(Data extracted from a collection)
━━━━

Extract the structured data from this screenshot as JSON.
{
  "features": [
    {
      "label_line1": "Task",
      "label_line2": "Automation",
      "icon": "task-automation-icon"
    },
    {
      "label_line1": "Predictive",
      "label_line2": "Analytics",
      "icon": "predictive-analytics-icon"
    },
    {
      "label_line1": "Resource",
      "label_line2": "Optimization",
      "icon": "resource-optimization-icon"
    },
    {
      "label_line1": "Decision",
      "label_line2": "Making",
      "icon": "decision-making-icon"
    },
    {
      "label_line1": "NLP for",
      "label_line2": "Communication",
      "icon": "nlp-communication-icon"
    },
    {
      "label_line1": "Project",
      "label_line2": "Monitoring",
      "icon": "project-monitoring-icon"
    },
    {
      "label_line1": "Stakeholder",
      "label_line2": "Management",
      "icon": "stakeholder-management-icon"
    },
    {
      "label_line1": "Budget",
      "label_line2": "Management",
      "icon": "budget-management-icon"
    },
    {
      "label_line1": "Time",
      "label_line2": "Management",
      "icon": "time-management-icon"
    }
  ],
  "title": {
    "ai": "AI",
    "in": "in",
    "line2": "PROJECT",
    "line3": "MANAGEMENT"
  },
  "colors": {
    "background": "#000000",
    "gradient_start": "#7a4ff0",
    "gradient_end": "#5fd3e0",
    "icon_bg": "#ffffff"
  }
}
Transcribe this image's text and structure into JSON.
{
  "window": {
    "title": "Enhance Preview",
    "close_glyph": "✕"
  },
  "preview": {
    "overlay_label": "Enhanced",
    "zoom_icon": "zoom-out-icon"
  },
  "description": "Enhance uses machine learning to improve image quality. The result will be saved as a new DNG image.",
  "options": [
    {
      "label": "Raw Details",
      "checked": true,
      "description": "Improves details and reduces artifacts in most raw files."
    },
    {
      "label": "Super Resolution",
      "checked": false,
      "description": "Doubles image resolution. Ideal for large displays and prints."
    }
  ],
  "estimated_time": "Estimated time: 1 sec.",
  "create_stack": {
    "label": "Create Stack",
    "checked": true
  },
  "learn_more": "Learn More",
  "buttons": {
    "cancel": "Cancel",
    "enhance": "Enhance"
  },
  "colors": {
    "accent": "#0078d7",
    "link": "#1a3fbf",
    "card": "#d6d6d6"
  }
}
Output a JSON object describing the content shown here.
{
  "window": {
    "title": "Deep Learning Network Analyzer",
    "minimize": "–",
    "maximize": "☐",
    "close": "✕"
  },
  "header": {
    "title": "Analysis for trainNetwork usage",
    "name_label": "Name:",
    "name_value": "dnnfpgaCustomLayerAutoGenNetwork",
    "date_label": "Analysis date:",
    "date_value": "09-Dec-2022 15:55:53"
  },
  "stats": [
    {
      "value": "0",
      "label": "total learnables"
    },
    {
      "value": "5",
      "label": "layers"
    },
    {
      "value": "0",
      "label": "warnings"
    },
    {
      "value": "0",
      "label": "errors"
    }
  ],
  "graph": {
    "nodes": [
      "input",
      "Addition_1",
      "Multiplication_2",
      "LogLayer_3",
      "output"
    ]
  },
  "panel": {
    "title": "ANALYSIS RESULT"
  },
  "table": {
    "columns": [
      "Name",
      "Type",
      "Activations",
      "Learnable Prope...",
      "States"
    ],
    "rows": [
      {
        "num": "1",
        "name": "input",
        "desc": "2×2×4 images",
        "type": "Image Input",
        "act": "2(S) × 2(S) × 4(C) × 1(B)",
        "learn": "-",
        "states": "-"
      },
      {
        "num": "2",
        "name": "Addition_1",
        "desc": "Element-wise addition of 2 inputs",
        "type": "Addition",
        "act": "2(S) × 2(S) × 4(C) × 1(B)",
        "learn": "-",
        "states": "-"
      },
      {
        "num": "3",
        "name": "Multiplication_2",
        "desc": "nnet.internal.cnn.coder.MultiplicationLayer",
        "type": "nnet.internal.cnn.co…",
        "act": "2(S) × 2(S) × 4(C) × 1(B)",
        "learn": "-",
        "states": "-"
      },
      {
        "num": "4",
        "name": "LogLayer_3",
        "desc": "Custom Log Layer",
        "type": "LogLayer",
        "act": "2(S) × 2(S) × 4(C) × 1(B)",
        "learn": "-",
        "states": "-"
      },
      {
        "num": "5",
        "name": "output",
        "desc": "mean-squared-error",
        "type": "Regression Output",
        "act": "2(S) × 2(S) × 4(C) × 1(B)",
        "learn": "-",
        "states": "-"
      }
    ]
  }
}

━━━━

Copy out all the entries shown above, character for character.

→ RESULT OF THE TASK
Extract the structured data from this screenshot as JSON.
{
  "features": [
    {
      "label_line1": "Task",
      "label_line2": "Automation",
      "icon": "task-automation-icon"
    },
    {
      "label_line1": "Predictive",
      "label_line2": "Analytics",
      "icon": "predictive-analytics-icon"
    },
    {
      "label_line1": "Resource",
      "label_line2": "Optimization",
      "icon": "resource-optimization-icon"
    },
    {
      "label_line1": "Decision",
      "label_line2": "Making",
      "icon": "decision-making-icon"
    },
    {
      "label_line1": "NLP for",
      "label_line2": "Communication",
      "icon": "nlp-communication-icon"
    },
    {
      "label_line1": "Project",
      "label_line2": "Monitoring",
      "icon": "project-monitoring-icon"
    },
    {
      "label_line1": "Stakeholder",
      "label_line2": "Management",
      "icon": "stakeholder-management-icon"
    },
    {
      "label_line1": "Budget",
      "label_line2": "Management",
      "icon": "budget-management-icon"
    },
    {
      "label_line1": "Time",
      "label_line2": "Management",
      "icon": "time-management-icon"
    }
  ],
  "title": {
    "ai": "AI",
    "in": "in",
    "line2": "PROJECT",
    "line3": "MANAGEMENT"
  },
  "colors": {
    "background": "#000000",
    "gradient_start": "#7a4ff0",
    "gradient_end": "#5fd3e0",
    "icon_bg": "#ffffff"
  }
}
Transcribe this image's text and structure into JSON.
{
  "window": {
    "title": "Enhance Preview",
    "close_glyph": "✕"
  },
  "preview": {
    "overlay_label": "Enhanced",
    "zoom_icon": "zoom-out-icon"
  },
  "description": "Enhance uses machine learning to improve image quality. The result will be saved as a new DNG image.",
  "options": [
    {
      "label": "Raw Details",
      "checked": true,
      "description": "Improves details and reduces artifacts in most raw files."
    },
    {
      "label": "Super Resolution",
      "checked": false,
      "description": "Doubles image resolution. Ideal for large displays and prints."
    }
  ],
  "estimated_time": "Estimated time: 1 sec.",
  "create_stack": {
    "label": "Create Stack",
    "checked": true
  },
  "learn_more": "Learn More",
  "buttons": {
    "cancel": "Cancel",
    "enhance": "Enhance"
  },
  "colors": {
    "accent": "#0078d7",
    "link": "#1a3fbf",
    "card": "#d6d6d6"
  }
}
Output a JSON object describing the content shown here.
{
  "window": {
    "title": "Deep Learning Network Analyzer",
    "minimize": "–",
    "maximize": "☐",
    "close": "✕"
  },
  "header": {
    "title": "Analysis for trainNetwork usage",
    "name_label": "Name:",
    "name_value": "dnnfpgaCustomLayerAutoGenNetwork",
    "date_label": "Analysis date:",
    "date_value": "09-Dec-2022 15:55:53"
  },
  "stats": [
    {
      "value": "0",
      "label": "total learnables"
    },
    {
      "value": "5",
      "label": "layers"
    },
    {
      "value": "0",
      "label": "warnings"
    },
    {
      "value": "0",
      "label": "errors"
    }
  ],
  "graph": {
    "nodes": [
      "input",
      "Addition_1",
      "Multiplication_2",
      "LogLayer_3",
      "output"
    ]
  },
  "panel": {
    "title": "ANALYSIS RESULT"
  },
  "table": {
    "columns": [
      "Name",
      "Type",
      "Activations",
      "Learnable Prope...",
      "States"
    ],
    "rows": [
      {
        "num": "1",
        "name": "input",
        "desc": "2×2×4 images",
        "type": "Image Input",
        "act": "2(S) × 2(S) × 4(C) × 1(B)",
        "learn": "-",
        "states": "-"
      },
      {
        "num": "2",
        "name": "Addition_1",
        "desc": "Element-wise addition of 2 inputs",
        "type": "Addition",
        "act": "2(S) × 2(S) × 4(C) × 1(B)",
        "learn": "-",
        "states": "-"
      },
      {
        "num": "3",
        "name": "Multiplication_2",
        "desc": "nnet.internal.cnn.coder.MultiplicationLayer",
        "type": "nnet.internal.cnn.co…",
        "act": "2(S) × 2(S) × 4(C) × 1(B)",
        "learn": "-",
        "states": "-"
      },
      {
        "num": "4",
        "name": "LogLayer_3",
        "desc": "Custom Log Layer",
        "type": "LogLayer",
        "act": "2(S) × 2(S) × 4(C) × 1(B)",
        "learn": "-",
        "states": "-"
      },
      {
        "num": "5",
        "name": "output",
        "desc": "mean-squared-error",
        "type": "Regression Output",
        "act": "2(S) × 2(S) × 4(C) × 1(B)",
        "learn": "-",
        "states": "-"
      }
    ]
  }
}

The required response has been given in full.